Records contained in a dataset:
---

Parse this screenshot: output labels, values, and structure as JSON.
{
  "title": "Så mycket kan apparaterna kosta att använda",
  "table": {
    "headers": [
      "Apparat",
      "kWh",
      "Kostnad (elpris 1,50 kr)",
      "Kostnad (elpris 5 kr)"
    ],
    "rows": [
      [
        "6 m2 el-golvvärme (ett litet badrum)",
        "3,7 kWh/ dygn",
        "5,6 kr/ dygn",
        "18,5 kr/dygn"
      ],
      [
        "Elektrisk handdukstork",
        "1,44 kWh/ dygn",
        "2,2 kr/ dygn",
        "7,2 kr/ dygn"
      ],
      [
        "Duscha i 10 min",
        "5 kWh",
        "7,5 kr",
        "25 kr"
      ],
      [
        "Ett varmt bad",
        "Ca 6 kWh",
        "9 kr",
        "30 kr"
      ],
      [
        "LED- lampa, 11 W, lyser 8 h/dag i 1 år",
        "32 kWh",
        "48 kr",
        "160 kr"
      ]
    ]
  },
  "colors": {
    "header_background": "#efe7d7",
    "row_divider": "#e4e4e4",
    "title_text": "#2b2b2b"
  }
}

---

Each entry above needs to be retyped exactly.

Parse this screenshot: output labels, values, and structure as JSON.
{
  "title": "Så mycket kan apparaterna kosta att använda",
  "table": {
    "headers": [
      "Apparat",
      "kWh",
      "Kostnad (elpris 1,50 kr)",
      "Kostnad (elpris 5 kr)"
    ],
    "rows": [
      [
        "6 m2 el-golvvärme (ett litet badrum)",
        "3,7 kWh/ dygn",
        "5,6 kr/ dygn",
        "18,5 kr/dygn"
      ],
      [
        "Elektrisk handdukstork",
        "1,44 kWh/ dygn",
        "2,2 kr/ dygn",
        "7,2 kr/ dygn"
      ],
      [
        "Duscha i 10 min",
        "5 kWh",
        "7,5 kr",
        "25 kr"
      ],
      [
        "Ett varmt bad",
        "Ca 6 kWh",
        "9 kr",
        "30 kr"
      ],
      [
        "LED- lampa, 11 W, lyser 8 h/dag i 1 år",
        "32 kWh",
        "48 kr",
        "160 kr"
      ]
    ]
  },
  "colors": {
    "header_background": "#efe7d7",
    "row_divider": "#e4e4e4",
    "title_text": "#2b2b2b"
  }
}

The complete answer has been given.